* Required work
Looking at the listing beneath, work out how many lines hold "para" and report only that figure.

• • •

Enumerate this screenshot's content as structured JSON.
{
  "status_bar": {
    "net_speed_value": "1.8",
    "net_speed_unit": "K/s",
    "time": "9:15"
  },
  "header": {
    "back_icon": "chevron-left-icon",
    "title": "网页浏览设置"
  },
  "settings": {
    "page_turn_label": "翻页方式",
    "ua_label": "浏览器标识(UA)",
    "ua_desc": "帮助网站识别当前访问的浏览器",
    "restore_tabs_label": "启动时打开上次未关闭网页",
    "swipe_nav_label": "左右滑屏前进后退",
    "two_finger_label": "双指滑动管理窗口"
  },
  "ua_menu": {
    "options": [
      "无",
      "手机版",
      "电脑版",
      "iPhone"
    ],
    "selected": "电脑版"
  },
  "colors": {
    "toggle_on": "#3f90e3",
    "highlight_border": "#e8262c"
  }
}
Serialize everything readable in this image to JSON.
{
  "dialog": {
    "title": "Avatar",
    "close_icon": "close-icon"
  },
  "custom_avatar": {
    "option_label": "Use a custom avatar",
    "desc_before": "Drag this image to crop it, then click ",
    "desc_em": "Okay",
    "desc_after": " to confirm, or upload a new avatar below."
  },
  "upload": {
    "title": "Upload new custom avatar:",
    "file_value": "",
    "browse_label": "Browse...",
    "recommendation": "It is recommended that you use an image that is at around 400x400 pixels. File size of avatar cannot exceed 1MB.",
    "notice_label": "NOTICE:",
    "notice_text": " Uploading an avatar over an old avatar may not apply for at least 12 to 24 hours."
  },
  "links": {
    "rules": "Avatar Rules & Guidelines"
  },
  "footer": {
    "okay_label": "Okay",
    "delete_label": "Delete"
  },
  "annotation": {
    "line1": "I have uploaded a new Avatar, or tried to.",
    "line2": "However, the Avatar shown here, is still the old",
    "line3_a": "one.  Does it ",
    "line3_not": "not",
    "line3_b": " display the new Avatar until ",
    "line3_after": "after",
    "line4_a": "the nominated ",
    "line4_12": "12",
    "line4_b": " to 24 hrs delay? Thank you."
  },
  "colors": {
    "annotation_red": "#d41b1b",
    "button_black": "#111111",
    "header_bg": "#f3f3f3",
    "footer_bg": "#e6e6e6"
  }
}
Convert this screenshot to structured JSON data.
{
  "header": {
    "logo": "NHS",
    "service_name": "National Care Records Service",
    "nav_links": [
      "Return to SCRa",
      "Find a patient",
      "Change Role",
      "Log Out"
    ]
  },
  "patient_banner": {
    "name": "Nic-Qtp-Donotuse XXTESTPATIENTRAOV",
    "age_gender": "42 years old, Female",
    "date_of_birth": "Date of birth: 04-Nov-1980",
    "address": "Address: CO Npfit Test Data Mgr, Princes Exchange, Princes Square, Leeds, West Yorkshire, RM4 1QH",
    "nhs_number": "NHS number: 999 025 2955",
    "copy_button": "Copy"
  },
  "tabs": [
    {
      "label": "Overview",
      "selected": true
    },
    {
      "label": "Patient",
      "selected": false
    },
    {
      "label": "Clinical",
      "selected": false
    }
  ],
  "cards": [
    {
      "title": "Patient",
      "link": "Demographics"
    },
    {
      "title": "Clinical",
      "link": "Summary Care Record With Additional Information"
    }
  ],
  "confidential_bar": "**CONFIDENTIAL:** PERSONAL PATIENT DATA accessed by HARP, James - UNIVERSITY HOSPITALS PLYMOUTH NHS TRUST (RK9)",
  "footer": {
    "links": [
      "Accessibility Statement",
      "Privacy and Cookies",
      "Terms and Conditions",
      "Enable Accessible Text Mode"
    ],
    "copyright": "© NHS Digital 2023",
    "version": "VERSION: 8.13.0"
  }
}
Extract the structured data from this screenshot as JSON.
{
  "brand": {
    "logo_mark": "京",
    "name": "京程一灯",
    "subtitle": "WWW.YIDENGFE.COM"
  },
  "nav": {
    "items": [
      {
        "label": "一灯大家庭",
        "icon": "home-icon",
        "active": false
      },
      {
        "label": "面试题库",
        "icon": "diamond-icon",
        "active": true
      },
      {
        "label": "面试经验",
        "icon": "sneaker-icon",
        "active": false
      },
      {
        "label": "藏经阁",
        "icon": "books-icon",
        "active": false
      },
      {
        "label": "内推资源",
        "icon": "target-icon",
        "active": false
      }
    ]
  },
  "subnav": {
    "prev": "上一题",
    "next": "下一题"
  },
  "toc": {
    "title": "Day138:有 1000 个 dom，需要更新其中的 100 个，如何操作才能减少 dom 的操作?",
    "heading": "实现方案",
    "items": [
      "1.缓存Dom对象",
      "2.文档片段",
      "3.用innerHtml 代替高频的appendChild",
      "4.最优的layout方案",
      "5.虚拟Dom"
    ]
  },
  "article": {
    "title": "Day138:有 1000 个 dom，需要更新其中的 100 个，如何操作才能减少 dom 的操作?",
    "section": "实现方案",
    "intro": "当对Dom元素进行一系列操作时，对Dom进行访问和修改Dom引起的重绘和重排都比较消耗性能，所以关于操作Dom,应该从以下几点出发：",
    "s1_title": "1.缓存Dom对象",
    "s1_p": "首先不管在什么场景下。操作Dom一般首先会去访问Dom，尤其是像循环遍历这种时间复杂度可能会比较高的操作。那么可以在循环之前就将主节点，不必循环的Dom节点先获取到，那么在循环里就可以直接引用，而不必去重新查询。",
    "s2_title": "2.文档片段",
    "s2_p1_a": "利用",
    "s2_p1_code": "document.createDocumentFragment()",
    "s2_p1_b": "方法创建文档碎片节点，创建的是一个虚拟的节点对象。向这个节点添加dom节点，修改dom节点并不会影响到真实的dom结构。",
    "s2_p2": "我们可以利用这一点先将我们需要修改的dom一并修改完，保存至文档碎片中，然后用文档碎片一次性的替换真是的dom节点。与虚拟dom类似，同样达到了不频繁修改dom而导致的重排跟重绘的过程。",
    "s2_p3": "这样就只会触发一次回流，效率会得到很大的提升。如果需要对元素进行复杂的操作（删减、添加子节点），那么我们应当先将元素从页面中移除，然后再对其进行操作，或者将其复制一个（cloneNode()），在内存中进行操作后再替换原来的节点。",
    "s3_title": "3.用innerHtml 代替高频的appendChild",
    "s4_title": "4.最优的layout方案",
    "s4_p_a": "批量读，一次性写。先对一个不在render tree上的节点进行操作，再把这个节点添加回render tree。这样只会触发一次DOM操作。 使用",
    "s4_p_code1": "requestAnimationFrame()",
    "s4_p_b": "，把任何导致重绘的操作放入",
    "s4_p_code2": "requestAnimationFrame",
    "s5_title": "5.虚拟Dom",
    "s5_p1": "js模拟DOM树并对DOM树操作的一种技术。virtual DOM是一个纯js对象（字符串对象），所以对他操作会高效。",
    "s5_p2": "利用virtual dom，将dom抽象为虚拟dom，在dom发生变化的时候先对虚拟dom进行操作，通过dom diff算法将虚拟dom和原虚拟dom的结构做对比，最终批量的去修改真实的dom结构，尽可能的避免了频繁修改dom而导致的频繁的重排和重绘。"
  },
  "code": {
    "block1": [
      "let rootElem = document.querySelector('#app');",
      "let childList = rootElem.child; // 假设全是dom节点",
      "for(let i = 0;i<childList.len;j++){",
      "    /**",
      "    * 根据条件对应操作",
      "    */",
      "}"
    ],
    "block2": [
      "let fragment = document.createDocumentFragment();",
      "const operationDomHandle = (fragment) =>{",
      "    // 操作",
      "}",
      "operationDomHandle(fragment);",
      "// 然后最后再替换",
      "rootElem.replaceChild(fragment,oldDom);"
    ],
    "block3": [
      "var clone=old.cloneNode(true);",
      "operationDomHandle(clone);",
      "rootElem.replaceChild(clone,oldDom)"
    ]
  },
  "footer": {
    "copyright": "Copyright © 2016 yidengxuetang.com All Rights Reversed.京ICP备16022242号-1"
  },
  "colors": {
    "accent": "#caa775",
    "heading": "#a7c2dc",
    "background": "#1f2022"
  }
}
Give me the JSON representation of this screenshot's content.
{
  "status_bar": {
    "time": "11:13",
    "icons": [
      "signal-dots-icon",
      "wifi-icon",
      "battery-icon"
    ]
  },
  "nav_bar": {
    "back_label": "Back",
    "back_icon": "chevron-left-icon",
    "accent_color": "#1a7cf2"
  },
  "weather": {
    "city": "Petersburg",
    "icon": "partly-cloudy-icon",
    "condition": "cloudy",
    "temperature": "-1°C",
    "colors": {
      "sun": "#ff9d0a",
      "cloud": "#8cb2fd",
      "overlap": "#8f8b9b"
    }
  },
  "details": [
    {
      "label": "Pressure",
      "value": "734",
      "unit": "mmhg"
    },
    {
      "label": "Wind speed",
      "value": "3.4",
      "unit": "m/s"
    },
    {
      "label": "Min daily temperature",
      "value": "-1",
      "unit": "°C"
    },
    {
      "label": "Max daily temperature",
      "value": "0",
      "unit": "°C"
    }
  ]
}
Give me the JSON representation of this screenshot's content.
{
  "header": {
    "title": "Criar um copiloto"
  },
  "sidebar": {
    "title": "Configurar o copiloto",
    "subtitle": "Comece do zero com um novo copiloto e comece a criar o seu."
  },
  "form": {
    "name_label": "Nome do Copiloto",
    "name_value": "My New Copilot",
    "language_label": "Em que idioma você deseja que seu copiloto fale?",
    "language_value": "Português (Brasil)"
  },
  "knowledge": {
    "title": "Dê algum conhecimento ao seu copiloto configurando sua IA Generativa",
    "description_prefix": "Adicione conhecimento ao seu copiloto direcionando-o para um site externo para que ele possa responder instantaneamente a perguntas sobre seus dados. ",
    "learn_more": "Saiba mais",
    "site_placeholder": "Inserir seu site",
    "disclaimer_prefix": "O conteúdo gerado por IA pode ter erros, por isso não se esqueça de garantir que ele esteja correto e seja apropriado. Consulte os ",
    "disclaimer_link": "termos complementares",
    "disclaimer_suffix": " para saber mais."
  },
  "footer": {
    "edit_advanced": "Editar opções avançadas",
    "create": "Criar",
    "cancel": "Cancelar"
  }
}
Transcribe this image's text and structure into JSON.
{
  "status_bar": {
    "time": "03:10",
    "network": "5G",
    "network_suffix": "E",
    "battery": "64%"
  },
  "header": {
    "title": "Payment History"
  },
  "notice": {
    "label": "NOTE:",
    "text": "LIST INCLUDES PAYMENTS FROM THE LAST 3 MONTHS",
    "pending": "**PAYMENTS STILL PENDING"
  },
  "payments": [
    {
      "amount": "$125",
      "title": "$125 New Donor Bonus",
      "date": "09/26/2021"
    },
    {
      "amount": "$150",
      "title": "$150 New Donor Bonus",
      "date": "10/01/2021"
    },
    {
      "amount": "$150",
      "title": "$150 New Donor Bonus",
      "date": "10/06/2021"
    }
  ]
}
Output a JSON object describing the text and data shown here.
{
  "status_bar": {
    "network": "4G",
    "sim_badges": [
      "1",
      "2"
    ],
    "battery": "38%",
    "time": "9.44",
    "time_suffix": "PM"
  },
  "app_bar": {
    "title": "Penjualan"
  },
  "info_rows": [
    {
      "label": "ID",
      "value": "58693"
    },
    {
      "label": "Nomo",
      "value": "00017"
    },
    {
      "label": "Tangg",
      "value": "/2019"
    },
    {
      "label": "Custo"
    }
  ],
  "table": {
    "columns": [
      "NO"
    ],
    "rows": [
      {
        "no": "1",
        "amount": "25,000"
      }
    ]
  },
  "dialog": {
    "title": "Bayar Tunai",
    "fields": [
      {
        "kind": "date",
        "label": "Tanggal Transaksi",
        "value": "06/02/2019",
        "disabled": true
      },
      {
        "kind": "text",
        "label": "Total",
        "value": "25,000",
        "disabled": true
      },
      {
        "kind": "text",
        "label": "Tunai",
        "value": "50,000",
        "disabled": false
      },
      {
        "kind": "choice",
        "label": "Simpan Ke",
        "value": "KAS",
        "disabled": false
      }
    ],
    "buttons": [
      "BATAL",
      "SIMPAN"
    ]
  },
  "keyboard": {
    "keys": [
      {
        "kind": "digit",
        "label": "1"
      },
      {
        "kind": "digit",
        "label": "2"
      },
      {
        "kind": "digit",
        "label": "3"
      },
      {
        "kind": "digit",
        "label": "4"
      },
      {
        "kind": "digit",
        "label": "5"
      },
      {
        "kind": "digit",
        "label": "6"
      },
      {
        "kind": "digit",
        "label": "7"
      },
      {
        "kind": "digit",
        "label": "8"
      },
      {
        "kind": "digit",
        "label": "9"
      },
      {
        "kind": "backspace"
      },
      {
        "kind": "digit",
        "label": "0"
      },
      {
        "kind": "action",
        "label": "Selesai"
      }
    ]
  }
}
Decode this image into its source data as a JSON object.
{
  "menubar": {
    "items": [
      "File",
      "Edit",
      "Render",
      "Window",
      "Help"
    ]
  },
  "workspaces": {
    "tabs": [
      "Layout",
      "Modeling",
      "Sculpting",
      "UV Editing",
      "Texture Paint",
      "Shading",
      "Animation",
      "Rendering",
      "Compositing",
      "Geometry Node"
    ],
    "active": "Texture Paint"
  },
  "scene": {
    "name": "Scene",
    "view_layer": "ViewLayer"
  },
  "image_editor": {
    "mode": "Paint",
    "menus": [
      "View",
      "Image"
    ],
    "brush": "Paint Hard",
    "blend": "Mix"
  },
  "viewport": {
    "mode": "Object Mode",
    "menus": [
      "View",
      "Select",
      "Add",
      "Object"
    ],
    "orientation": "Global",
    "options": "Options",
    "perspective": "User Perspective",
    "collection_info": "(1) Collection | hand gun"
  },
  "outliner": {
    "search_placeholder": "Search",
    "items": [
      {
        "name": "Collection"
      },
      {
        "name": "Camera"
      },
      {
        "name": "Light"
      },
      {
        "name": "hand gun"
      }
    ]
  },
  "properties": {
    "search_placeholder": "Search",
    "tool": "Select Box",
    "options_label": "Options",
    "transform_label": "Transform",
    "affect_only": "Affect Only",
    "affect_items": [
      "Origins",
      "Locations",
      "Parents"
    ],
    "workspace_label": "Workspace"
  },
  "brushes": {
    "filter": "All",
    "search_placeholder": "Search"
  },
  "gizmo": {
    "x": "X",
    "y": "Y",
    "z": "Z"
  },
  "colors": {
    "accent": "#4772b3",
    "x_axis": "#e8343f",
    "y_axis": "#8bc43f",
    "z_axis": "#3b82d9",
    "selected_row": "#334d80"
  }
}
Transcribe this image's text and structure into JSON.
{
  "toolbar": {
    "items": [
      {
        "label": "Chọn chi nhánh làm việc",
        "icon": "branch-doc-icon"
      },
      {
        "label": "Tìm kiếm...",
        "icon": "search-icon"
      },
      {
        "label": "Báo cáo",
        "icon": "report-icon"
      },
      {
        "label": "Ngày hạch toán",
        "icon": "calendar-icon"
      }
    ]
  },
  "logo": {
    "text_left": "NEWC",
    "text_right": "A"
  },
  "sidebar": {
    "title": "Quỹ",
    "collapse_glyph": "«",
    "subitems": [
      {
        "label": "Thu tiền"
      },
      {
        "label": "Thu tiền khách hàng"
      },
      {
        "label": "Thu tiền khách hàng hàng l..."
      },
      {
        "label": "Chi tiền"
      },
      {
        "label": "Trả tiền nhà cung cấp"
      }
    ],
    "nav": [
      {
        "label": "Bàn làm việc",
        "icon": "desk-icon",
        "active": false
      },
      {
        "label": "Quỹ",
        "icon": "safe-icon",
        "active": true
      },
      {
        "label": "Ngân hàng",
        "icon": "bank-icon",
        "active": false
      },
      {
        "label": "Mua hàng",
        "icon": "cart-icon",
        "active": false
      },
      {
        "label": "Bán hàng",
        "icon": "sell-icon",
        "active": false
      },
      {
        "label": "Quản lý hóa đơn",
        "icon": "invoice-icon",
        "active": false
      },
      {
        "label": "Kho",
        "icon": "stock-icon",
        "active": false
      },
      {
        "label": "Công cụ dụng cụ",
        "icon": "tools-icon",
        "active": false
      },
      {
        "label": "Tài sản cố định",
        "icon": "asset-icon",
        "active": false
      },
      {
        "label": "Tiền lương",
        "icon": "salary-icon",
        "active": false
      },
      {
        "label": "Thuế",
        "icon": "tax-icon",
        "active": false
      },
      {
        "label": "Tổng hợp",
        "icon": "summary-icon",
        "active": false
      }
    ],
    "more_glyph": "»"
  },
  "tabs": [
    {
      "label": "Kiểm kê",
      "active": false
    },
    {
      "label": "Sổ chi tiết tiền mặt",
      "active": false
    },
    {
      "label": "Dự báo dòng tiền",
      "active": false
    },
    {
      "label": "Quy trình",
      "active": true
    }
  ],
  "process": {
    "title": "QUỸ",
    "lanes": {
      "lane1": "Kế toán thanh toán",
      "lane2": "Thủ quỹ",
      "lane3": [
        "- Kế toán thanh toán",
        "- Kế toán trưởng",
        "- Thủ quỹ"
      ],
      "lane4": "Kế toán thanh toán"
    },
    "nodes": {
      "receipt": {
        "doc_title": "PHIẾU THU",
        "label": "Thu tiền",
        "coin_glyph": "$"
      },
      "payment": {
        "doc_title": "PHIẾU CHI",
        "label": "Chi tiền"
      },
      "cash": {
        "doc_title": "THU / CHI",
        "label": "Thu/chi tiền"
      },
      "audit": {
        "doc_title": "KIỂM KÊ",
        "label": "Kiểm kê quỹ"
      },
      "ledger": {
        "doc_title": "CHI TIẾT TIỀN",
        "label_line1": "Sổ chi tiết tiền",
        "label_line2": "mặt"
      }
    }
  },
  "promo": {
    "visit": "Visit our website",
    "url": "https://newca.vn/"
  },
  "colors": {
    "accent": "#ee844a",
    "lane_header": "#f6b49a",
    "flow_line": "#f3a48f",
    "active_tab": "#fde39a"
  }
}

• • •

* The output
2